EXERCISE INSTRUCTIONS: Find and copy lines holding "text".
++++++++++++++++++++
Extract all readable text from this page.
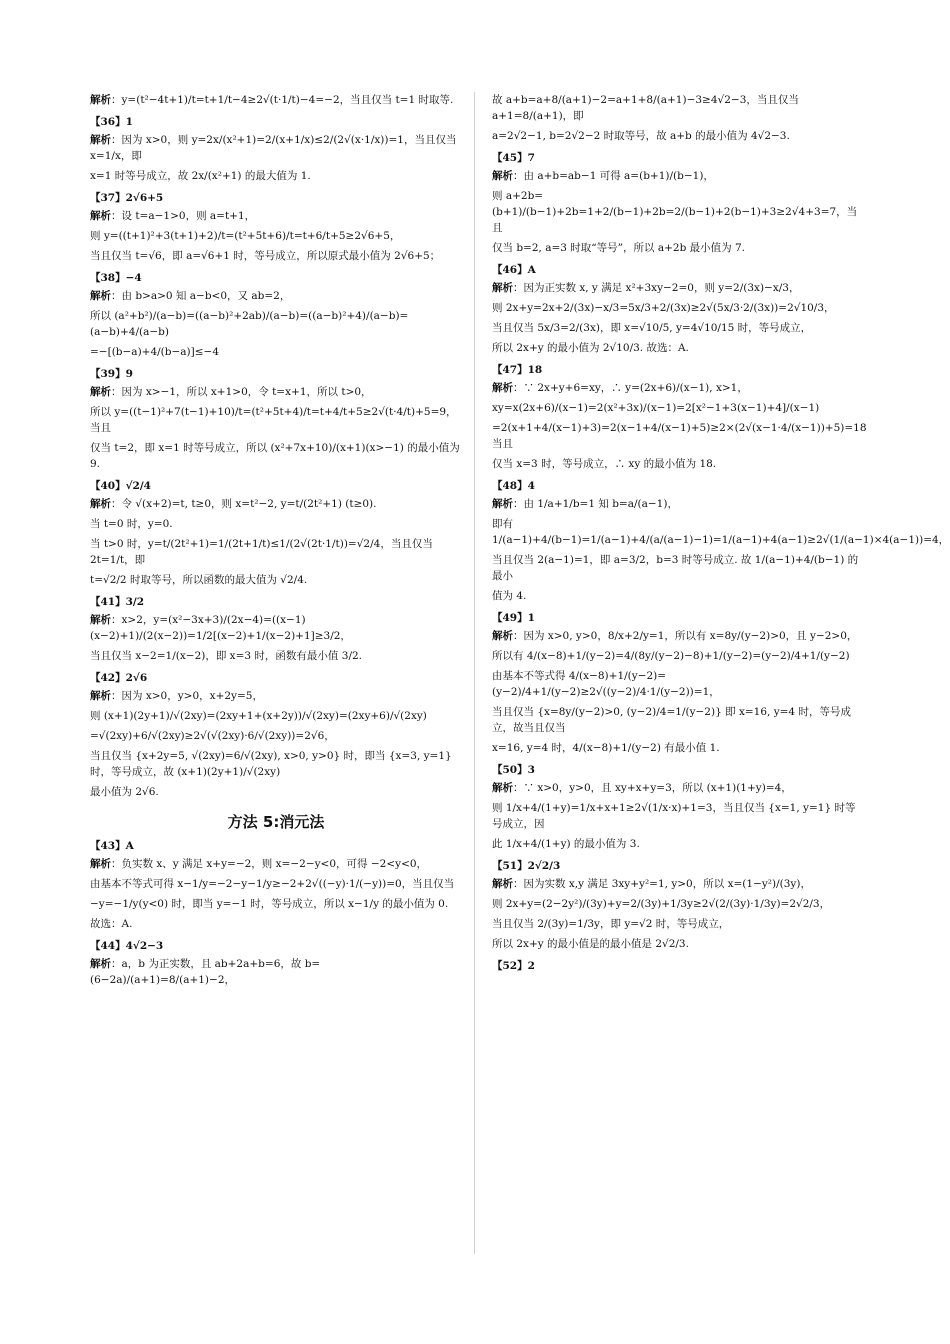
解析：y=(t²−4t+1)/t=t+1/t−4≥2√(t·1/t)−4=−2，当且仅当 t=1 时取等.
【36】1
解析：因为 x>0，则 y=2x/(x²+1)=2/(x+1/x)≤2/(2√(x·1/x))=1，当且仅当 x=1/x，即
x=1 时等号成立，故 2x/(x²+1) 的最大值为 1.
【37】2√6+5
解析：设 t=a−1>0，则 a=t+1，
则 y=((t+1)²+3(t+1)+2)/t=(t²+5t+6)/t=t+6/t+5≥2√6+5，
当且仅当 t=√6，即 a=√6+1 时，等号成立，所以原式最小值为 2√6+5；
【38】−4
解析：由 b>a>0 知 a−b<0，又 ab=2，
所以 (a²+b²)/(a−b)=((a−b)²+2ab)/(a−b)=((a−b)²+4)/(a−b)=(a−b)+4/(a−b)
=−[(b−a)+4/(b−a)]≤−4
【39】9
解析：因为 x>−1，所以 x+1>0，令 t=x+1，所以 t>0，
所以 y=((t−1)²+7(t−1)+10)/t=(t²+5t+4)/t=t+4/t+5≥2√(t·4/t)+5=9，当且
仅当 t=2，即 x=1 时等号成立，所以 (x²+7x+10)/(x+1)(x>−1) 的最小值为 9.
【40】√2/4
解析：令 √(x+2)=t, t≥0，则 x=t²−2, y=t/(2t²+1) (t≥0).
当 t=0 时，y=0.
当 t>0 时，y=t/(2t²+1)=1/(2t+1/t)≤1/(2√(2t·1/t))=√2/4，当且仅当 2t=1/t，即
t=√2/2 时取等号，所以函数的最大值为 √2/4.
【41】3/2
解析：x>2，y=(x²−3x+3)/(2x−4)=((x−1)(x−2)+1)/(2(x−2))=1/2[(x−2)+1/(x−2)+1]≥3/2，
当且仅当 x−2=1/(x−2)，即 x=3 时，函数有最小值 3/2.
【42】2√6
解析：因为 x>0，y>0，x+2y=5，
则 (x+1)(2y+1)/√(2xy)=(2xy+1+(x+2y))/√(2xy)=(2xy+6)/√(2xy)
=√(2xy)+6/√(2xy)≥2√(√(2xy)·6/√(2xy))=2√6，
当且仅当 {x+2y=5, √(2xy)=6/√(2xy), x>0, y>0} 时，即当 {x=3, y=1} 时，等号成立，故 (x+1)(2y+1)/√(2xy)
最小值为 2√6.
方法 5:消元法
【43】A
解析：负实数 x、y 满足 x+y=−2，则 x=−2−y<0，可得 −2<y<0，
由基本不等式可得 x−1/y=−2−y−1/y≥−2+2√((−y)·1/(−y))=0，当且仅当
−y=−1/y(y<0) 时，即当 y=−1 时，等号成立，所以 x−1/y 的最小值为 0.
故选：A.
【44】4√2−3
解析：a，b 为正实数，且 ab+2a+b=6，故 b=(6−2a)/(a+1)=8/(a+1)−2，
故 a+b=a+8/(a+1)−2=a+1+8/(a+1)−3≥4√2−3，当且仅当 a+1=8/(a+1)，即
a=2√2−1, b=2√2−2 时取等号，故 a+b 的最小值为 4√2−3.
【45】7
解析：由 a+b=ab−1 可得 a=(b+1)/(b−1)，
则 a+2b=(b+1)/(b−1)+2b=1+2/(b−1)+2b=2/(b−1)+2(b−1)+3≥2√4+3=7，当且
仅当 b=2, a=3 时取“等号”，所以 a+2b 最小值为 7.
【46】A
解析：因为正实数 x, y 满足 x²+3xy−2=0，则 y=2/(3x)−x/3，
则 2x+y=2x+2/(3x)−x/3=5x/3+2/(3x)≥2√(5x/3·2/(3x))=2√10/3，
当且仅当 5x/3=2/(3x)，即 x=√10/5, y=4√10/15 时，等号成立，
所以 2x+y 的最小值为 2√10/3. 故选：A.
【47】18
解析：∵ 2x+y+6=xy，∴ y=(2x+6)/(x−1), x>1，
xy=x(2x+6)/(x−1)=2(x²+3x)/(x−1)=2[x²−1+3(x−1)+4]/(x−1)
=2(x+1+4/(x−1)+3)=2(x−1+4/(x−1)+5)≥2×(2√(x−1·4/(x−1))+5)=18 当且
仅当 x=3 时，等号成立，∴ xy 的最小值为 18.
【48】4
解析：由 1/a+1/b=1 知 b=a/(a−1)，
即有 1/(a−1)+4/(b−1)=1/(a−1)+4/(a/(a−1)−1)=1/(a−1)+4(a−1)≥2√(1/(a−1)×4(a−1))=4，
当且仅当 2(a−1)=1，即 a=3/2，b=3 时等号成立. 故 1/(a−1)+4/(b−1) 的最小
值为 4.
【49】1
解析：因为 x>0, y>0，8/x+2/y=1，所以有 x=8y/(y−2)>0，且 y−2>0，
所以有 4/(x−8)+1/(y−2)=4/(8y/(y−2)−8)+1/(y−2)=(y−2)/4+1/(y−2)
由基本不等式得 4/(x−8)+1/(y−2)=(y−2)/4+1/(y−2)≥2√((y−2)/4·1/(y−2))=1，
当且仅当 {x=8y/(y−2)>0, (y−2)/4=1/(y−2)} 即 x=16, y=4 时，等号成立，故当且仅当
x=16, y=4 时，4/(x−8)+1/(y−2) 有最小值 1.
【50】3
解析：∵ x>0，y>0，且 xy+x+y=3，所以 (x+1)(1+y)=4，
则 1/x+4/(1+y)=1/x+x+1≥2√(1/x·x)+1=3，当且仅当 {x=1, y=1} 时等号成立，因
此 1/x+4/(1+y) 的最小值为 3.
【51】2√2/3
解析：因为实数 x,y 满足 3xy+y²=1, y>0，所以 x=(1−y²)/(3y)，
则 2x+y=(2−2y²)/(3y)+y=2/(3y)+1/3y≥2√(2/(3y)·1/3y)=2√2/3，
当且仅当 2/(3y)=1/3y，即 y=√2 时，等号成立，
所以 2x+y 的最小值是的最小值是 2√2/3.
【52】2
++++++++++++++++++++
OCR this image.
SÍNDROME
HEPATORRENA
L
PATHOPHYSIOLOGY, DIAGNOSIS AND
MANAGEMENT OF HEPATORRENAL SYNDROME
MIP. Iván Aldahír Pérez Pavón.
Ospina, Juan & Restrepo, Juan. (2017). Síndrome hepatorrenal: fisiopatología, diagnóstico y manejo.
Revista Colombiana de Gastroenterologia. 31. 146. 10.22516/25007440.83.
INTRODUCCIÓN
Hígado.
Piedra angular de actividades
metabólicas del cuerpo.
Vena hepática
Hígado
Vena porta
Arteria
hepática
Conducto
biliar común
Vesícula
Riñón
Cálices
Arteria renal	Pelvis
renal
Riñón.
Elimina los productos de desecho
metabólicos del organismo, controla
++++++++++++++++++++
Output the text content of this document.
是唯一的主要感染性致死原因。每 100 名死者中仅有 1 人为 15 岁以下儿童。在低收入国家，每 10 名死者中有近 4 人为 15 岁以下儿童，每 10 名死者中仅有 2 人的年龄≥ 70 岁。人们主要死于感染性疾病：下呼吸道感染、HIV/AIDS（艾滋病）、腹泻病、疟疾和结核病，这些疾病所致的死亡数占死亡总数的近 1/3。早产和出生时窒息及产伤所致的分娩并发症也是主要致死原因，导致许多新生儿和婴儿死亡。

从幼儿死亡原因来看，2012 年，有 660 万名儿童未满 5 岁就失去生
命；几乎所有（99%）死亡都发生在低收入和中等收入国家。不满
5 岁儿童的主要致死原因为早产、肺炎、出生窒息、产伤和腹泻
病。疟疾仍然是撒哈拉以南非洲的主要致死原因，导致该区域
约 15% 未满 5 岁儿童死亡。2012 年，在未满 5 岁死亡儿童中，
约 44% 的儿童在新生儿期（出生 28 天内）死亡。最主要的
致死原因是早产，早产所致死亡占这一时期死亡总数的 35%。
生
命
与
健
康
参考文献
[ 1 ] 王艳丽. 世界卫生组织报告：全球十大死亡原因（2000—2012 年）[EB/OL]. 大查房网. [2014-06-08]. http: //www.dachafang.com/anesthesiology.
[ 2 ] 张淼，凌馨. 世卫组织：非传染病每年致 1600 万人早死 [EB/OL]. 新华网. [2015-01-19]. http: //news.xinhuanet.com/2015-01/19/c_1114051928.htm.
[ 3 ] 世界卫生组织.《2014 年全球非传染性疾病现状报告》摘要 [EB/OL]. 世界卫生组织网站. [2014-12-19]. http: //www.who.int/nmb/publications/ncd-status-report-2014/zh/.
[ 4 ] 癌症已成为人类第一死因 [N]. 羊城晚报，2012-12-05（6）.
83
++++++++++++++++++++
PROBLEM SOLUTION:
Extract all readable text from this page.
Output the text content of this document.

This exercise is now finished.